:: Exercise task ::
Copy the records below line for line, leaving out every picture marker.

Dataset entries:
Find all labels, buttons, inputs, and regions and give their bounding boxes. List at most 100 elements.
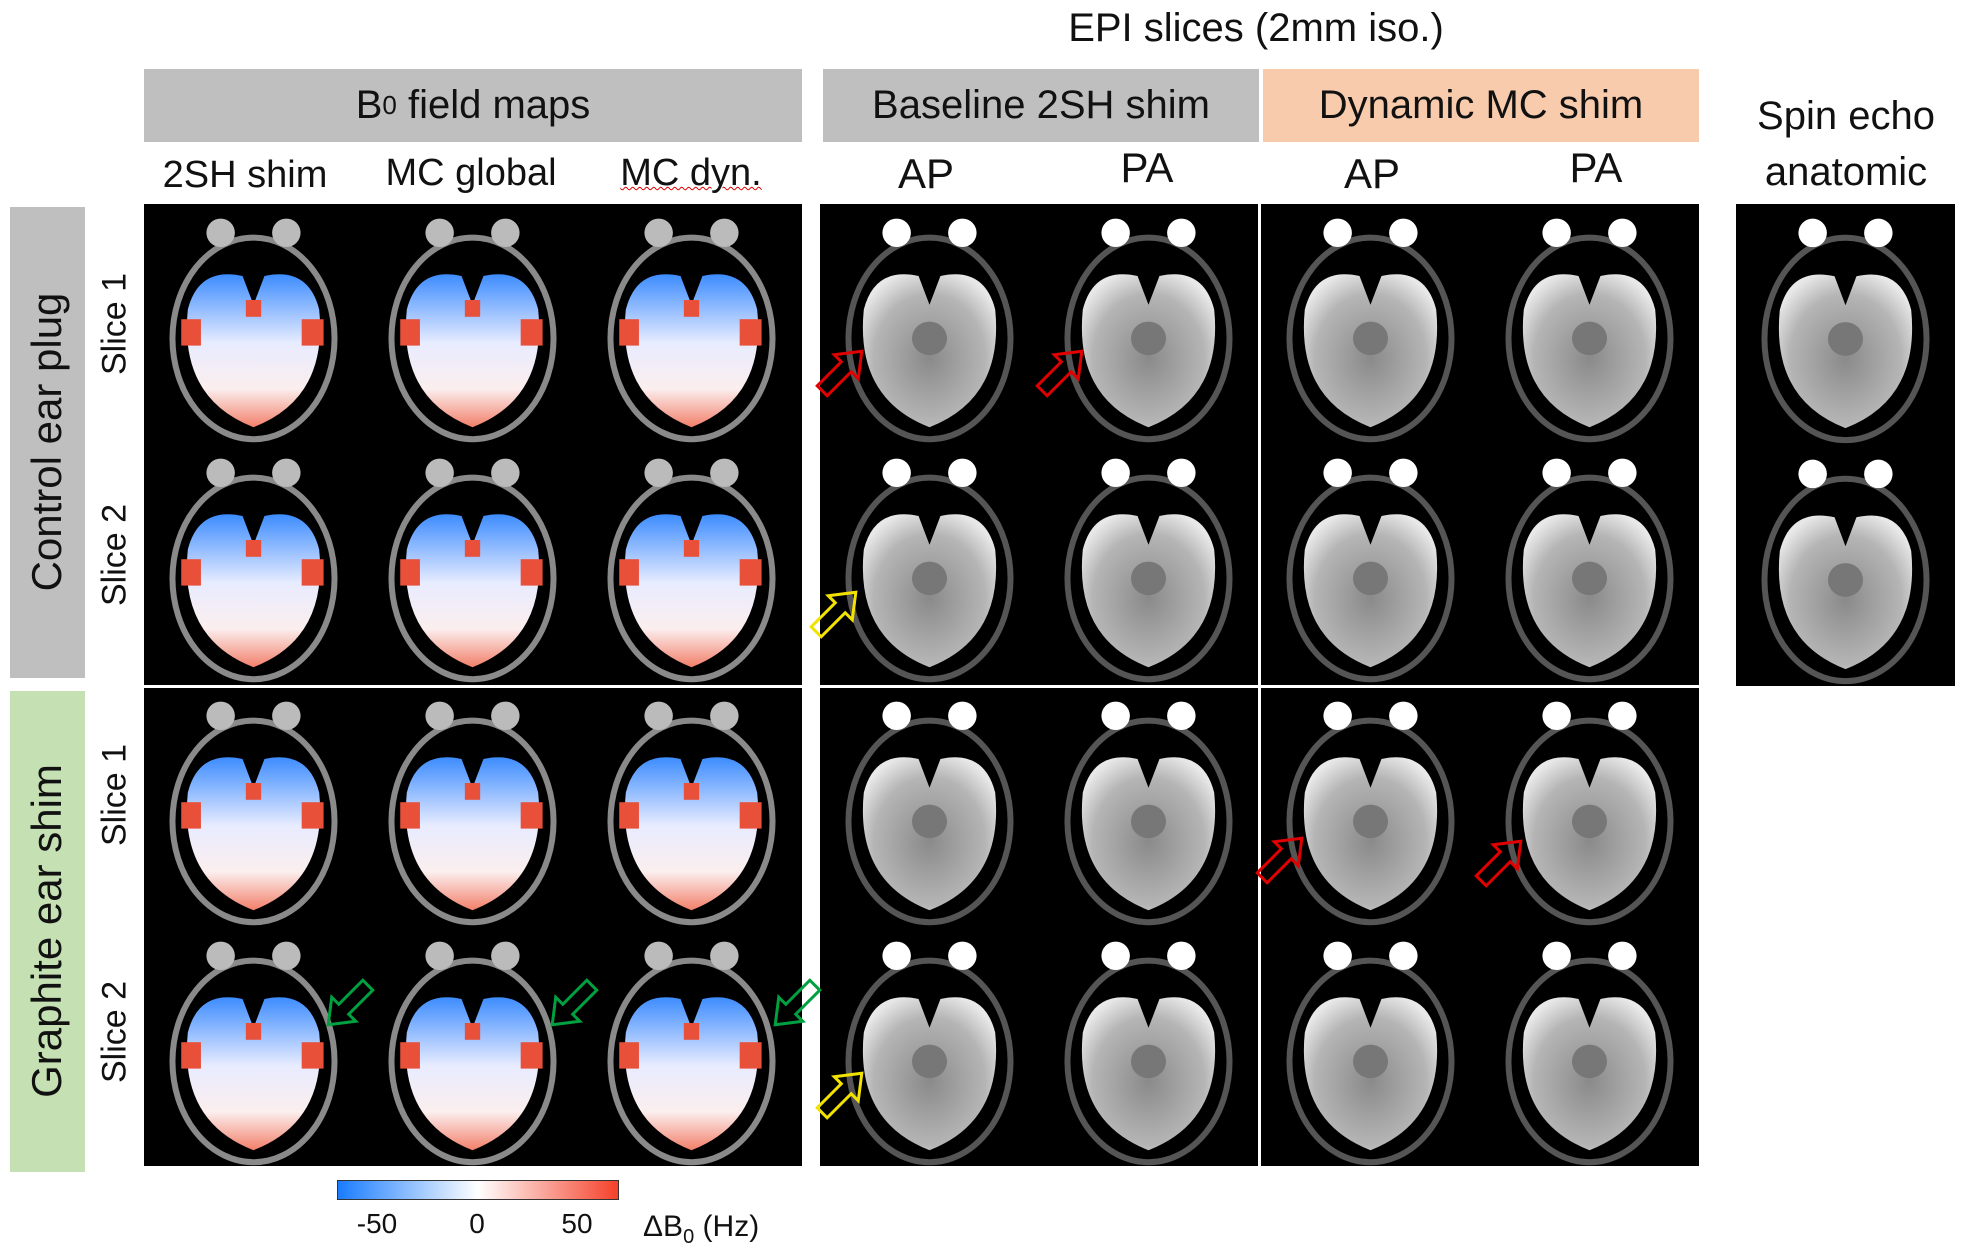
field-map-panel [144,204,802,1166]
epi-image [845,458,1014,683]
epi-image [1064,458,1233,683]
col-label-mc-dyn: MC dyn. [620,152,762,194]
eye [206,941,235,971]
skull-outline [845,234,1014,443]
divider [144,685,802,688]
field-hotspot [400,802,420,829]
brainstem [1571,321,1608,356]
field-hotspot [301,319,324,346]
skull-outline [1064,474,1233,683]
skull-outline [1505,957,1674,1166]
field-hotspot [181,319,201,346]
field-hotspot [683,300,700,317]
brainstem [1827,563,1864,597]
eye [1798,218,1827,248]
field-map-image [169,218,338,443]
eye [1608,218,1637,248]
colorbar [337,1180,619,1200]
epi-image [845,941,1014,1166]
eye [272,218,301,248]
skull-outline [1286,957,1455,1166]
colorbar-tick: 0 [469,1208,485,1239]
field-hotspot [520,319,543,346]
header-spin-echo-1: Spin echo [1757,94,1935,138]
skull-outline [845,717,1014,926]
eye [710,701,739,731]
field-hotspot [520,559,543,586]
eye [1101,458,1130,488]
field-map-image [169,701,338,926]
annotation-arrow-icon [326,978,375,1027]
skull-outline [845,474,1014,683]
skull-outline [607,717,776,926]
annotation-arrow-icon [550,978,599,1027]
field-hotspot [619,559,639,586]
skull-outline [169,957,338,1166]
skull-outline [169,717,338,926]
eye [1389,218,1418,248]
epi-image [1286,701,1455,926]
eye [882,941,911,971]
annotation-arrow-icon [809,590,858,639]
eye [1542,458,1571,488]
field-hotspot [400,319,420,346]
eye [710,218,739,248]
skull-outline [607,234,776,443]
colorbar-label-main: ΔB [643,1210,684,1243]
eye [1608,941,1637,971]
eye [425,458,454,488]
group-control-box: Control ear plug [10,207,85,678]
brain-tissue [405,997,540,1151]
epi-panel [820,204,1699,1166]
annotation-arrow-icon [1255,836,1304,885]
epi-image [1286,458,1455,683]
eye [644,701,673,731]
skull-outline [1761,475,1930,685]
col-label-mc-global: MC global [385,152,557,194]
col-label-ap-baseline: AP [897,150,955,197]
brain-tissue [186,997,321,1151]
brainstem [1827,322,1864,356]
brainstem [911,321,948,356]
epi-image [845,701,1014,926]
eye [1389,941,1418,971]
field-hotspot [464,783,481,800]
field-hotspot [683,1023,700,1040]
epi-image [1064,701,1233,926]
eye [1542,218,1571,248]
col-label-pa-baseline: PA [1120,144,1174,191]
field-hotspot [464,300,481,317]
eye [1167,458,1196,488]
brainstem [911,561,948,596]
colorbar-label: ΔB0 (Hz) [628,1176,759,1249]
brain-tissue [405,514,540,668]
field-hotspot [400,559,420,586]
field-hotspot [301,559,324,586]
annotation-arrow-icon [815,349,864,398]
eye [644,218,673,248]
eye [948,218,977,248]
brainstem [911,1044,948,1079]
eye [1167,941,1196,971]
col-label-ap-dynamic: AP [1343,150,1401,197]
field-hotspot [619,1042,639,1069]
field-map-image [607,941,776,1166]
field-hotspot [683,783,700,800]
skull-outline [169,474,338,683]
field-map-image [388,458,557,683]
eye [206,458,235,488]
field-hotspot [301,1042,324,1069]
field-hotspot [245,1023,262,1040]
field-map-image [169,458,338,683]
field-hotspot [739,559,762,586]
eye [948,701,977,731]
eye [1389,458,1418,488]
field-hotspot [245,540,262,557]
brainstem [1352,321,1389,356]
eye [206,218,235,248]
brain-tissue [405,274,540,428]
eye [1323,218,1352,248]
skull-outline [1761,234,1930,444]
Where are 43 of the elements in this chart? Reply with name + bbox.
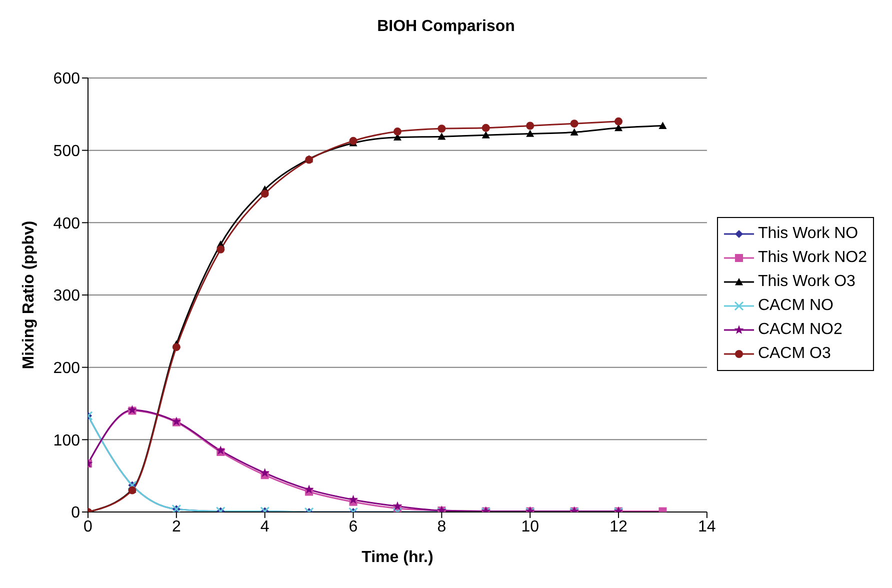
point <box>526 130 534 137</box>
point <box>438 124 446 133</box>
point <box>482 124 490 132</box>
x-tick-label: 8 <box>437 518 446 536</box>
point <box>304 484 314 494</box>
point <box>348 494 358 504</box>
point <box>260 468 270 477</box>
point <box>349 136 358 145</box>
y-tick-label: 0 <box>71 504 80 522</box>
x-tick-label: 6 <box>348 518 358 536</box>
y-tick-label: 600 <box>53 70 80 88</box>
y-tick-label: 100 <box>53 432 80 450</box>
point <box>172 343 180 352</box>
x-tick-label: 0 <box>84 518 93 536</box>
point <box>570 128 578 136</box>
point <box>438 132 446 140</box>
y-tick-label: 500 <box>53 143 80 160</box>
y-axis-title: Mixing Ratio (ppbv) <box>20 220 38 370</box>
x-tick-label: 12 <box>610 518 628 536</box>
legend-label: This Work O3 <box>758 273 856 291</box>
x-tick-label: 14 <box>698 518 716 536</box>
chart-title: BIOH Comparison <box>376 18 516 36</box>
legend-label: CACM O3 <box>758 345 831 363</box>
point <box>393 128 402 136</box>
y-tick-label: 200 <box>53 360 80 378</box>
legend-label: CACM NO2 <box>758 321 842 339</box>
point <box>216 245 225 254</box>
x-tick-label: 2 <box>172 518 181 536</box>
x-tick-label: 10 <box>521 518 540 536</box>
point <box>614 117 623 126</box>
x-tick-label: 4 <box>260 518 270 536</box>
point <box>392 501 402 510</box>
point <box>260 190 269 198</box>
legend-label: This Work NO2 <box>758 249 867 267</box>
legend-label: This Work NO <box>758 225 858 243</box>
y-tick-label: 300 <box>53 288 80 305</box>
point <box>526 122 534 130</box>
y-tick-label: 400 <box>53 215 80 232</box>
point <box>570 120 578 128</box>
point <box>482 131 490 138</box>
legend-label: CACM NO <box>758 297 834 315</box>
x-axis-title: Time (hr.) <box>362 549 434 566</box>
point <box>658 122 667 129</box>
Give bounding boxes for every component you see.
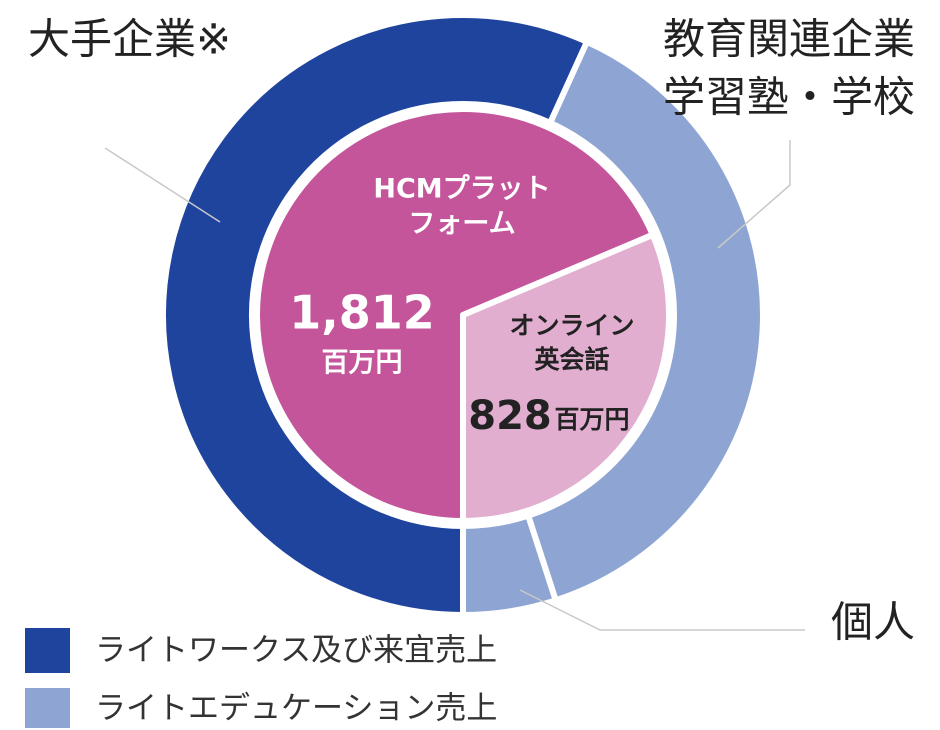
segment-label: フォーム: [408, 209, 515, 240]
donut: [160, 12, 766, 618]
outer-label: 大手企業※: [28, 15, 231, 64]
leader-line: [519, 589, 805, 631]
outer-label: 個人: [831, 598, 915, 647]
segment-label: 英会話: [534, 345, 609, 374]
leader-line: [717, 140, 791, 249]
outer-segment: [460, 512, 559, 618]
inner-segment: [254, 106, 656, 524]
unit-label: 百万円: [554, 405, 629, 434]
legend-swatch: [25, 628, 70, 673]
legend-swatch: [25, 688, 70, 728]
outer-segment: [160, 12, 590, 618]
outer-segment: [525, 38, 766, 604]
legend-label: ライトワークス及び来宜売上: [95, 633, 497, 669]
outer-label: 教育関連企業: [663, 15, 915, 64]
segment-label: オンライン: [509, 311, 634, 340]
value-label: 828: [468, 393, 552, 439]
inner-segment: [460, 231, 672, 524]
outer-label: 学習塾・学校: [663, 73, 915, 122]
segment-label: HCMプラット: [373, 174, 550, 205]
leader-line: [104, 147, 221, 223]
legend-label: ライトエデュケーション売上: [95, 691, 497, 727]
unit-label: 百万円: [322, 348, 403, 379]
value-label: 1,812: [289, 286, 435, 340]
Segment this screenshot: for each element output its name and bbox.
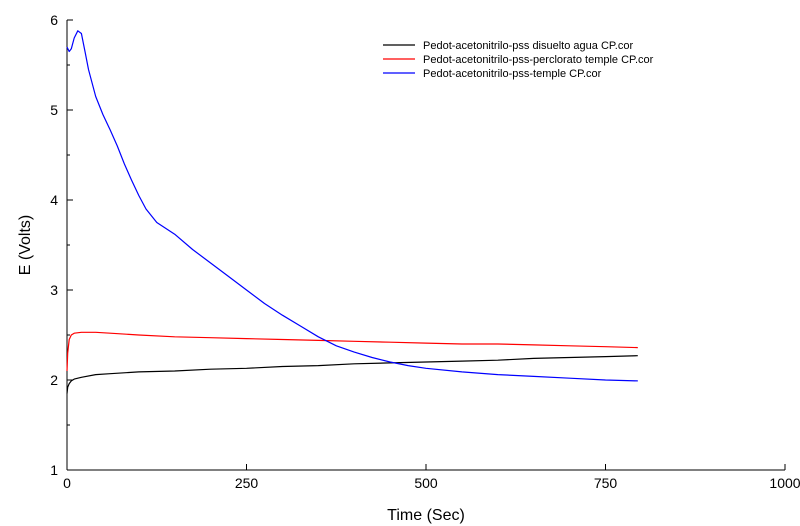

:: Final result ::
Find all labels, buttons, inputs, and regions and give their bounding boxes. List at most 100 elements.
field-map-panel [144,204,802,1166]
epi-image [845,458,1014,683]
epi-image [1064,458,1233,683]
col-label-mc-dyn: MC dyn. [620,152,762,194]
eye [206,941,235,971]
skull-outline [845,234,1014,443]
divider [144,685,802,688]
field-hotspot [400,802,420,829]
brainstem [1571,321,1608,356]
field-hotspot [301,319,324,346]
skull-outline [1064,474,1233,683]
skull-outline [1505,957,1674,1166]
field-hotspot [181,319,201,346]
field-hotspot [683,300,700,317]
brainstem [1827,563,1864,597]
eye [1798,218,1827,248]
field-map-image [169,218,338,443]
eye [1608,218,1637,248]
colorbar [337,1180,619,1200]
epi-image [845,941,1014,1166]
eye [272,218,301,248]
skull-outline [1286,957,1455,1166]
colorbar-tick: 0 [469,1208,485,1239]
field-hotspot [520,319,543,346]
header-spin-echo-1: Spin echo [1757,94,1935,138]
skull-outline [845,717,1014,926]
eye [710,701,739,731]
field-hotspot [520,559,543,586]
eye [1101,458,1130,488]
field-map-image [169,701,338,926]
annotation-arrow-icon [326,978,375,1027]
skull-outline [845,474,1014,683]
skull-outline [607,717,776,926]
annotation-arrow-icon [550,978,599,1027]
field-hotspot [619,559,639,586]
skull-outline [169,957,338,1166]
skull-outline [169,717,338,926]
eye [1389,218,1418,248]
epi-image [1286,701,1455,926]
eye [882,941,911,971]
annotation-arrow-icon [809,590,858,639]
eye [1542,458,1571,488]
field-hotspot [400,319,420,346]
eye [710,218,739,248]
skull-outline [607,234,776,443]
colorbar-label-main: ΔB [643,1210,684,1243]
eye [1608,941,1637,971]
eye [425,458,454,488]
group-control-box: Control ear plug [10,207,85,678]
brain-tissue [405,997,540,1151]
epi-panel [820,204,1699,1166]
annotation-arrow-icon [1255,836,1304,885]
epi-image [1286,458,1455,683]
eye [644,701,673,731]
skull-outline [1761,475,1930,685]
col-label-mc-global: MC global [385,152,557,194]
col-label-ap-baseline: AP [897,150,955,197]
brain-tissue [186,997,321,1151]
brainstem [1827,322,1864,356]
brainstem [911,321,948,356]
epi-image [845,701,1014,926]
eye [1389,941,1418,971]
field-hotspot [464,783,481,800]
field-hotspot [683,1023,700,1040]
epi-image [1064,701,1233,926]
eye [1542,218,1571,248]
col-label-pa-baseline: PA [1120,144,1174,191]
field-hotspot [464,300,481,317]
eye [1167,458,1196,488]
brainstem [911,561,948,596]
colorbar-label: ΔB0 (Hz) [628,1176,759,1249]
brain-tissue [405,514,540,668]
field-hotspot [400,559,420,586]
field-hotspot [301,559,324,586]
annotation-arrow-icon [815,349,864,398]
eye [644,218,673,248]
eye [948,218,977,248]
brainstem [911,1044,948,1079]
eye [1167,941,1196,971]
col-label-ap-dynamic: AP [1343,150,1401,197]
field-hotspot [619,1042,639,1069]
field-map-image [607,941,776,1166]
field-hotspot [683,783,700,800]
skull-outline [169,474,338,683]
field-map-image [388,458,557,683]
eye [206,458,235,488]
field-hotspot [301,1042,324,1069]
field-hotspot [245,1023,262,1040]
field-map-image [169,458,338,683]
field-hotspot [739,559,762,586]
eye [948,701,977,731]
eye [1389,458,1418,488]
field-hotspot [245,540,262,557]
brainstem [1352,321,1389,356]
eye [206,218,235,248]
brain-tissue [405,274,540,428]
eye [1323,218,1352,248]
skull-outline [1761,234,1930,444]
Where are 43 of the elements in this chart? Reply with name + bbox.
point <box>526 130 534 137</box>
point <box>438 124 446 133</box>
point <box>482 124 490 132</box>
x-tick-label: 8 <box>437 518 446 536</box>
point <box>304 484 314 494</box>
point <box>348 494 358 504</box>
point <box>260 468 270 477</box>
point <box>349 136 358 145</box>
y-tick-label: 0 <box>71 504 80 522</box>
x-tick-label: 6 <box>348 518 358 536</box>
y-tick-label: 600 <box>53 70 80 88</box>
y-tick-label: 100 <box>53 432 80 450</box>
point <box>172 343 180 352</box>
x-tick-label: 0 <box>84 518 93 536</box>
point <box>570 128 578 136</box>
point <box>438 132 446 140</box>
y-tick-label: 500 <box>53 143 80 160</box>
y-axis-title: Mixing Ratio (ppbv) <box>20 220 38 370</box>
x-tick-label: 12 <box>610 518 628 536</box>
legend-label: This Work O3 <box>758 273 856 291</box>
x-tick-label: 14 <box>698 518 716 536</box>
chart-title: BIOH Comparison <box>376 18 516 36</box>
legend-label: CACM O3 <box>758 345 831 363</box>
point <box>393 128 402 136</box>
y-tick-label: 200 <box>53 360 80 378</box>
legend-label: CACM NO2 <box>758 321 842 339</box>
point <box>216 245 225 254</box>
x-tick-label: 2 <box>172 518 181 536</box>
x-tick-label: 10 <box>521 518 540 536</box>
point <box>614 117 623 126</box>
x-tick-label: 4 <box>260 518 270 536</box>
point <box>392 501 402 510</box>
point <box>260 190 269 198</box>
legend-label: This Work NO2 <box>758 249 867 267</box>
legend-label: This Work NO <box>758 225 858 243</box>
y-tick-label: 300 <box>53 288 80 305</box>
point <box>526 122 534 130</box>
y-tick-label: 400 <box>53 215 80 232</box>
point <box>570 120 578 128</box>
point <box>482 131 490 138</box>
legend-label: CACM NO <box>758 297 834 315</box>
x-axis-title: Time (hr.) <box>362 549 434 566</box>
point <box>658 122 667 129</box>
Give bounding boxes for every component you see.
segment-label: フォーム: [408, 209, 515, 240]
donut: [160, 12, 766, 618]
outer-label: 大手企業※: [28, 15, 231, 64]
leader-line: [519, 589, 805, 631]
outer-label: 個人: [831, 598, 915, 647]
segment-label: 英会話: [534, 345, 609, 374]
leader-line: [717, 140, 791, 249]
outer-segment: [460, 512, 559, 618]
inner-segment: [254, 106, 656, 524]
unit-label: 百万円: [554, 405, 629, 434]
legend-swatch: [25, 628, 70, 673]
legend-swatch: [25, 688, 70, 728]
outer-segment: [160, 12, 590, 618]
outer-segment: [525, 38, 766, 604]
legend-label: ライトワークス及び来宜売上: [95, 633, 497, 669]
outer-label: 教育関連企業: [663, 15, 915, 64]
segment-label: オンライン: [509, 311, 634, 340]
value-label: 828: [468, 393, 552, 439]
inner-segment: [460, 231, 672, 524]
outer-label: 学習塾・学校: [663, 73, 915, 122]
segment-label: HCMプラット: [373, 174, 550, 205]
leader-line: [104, 147, 221, 223]
legend-label: ライトエデュケーション売上: [95, 691, 497, 727]
unit-label: 百万円: [322, 348, 403, 379]
value-label: 1,812: [289, 286, 435, 340]
Segment this screenshot: for each element output its name and bbox.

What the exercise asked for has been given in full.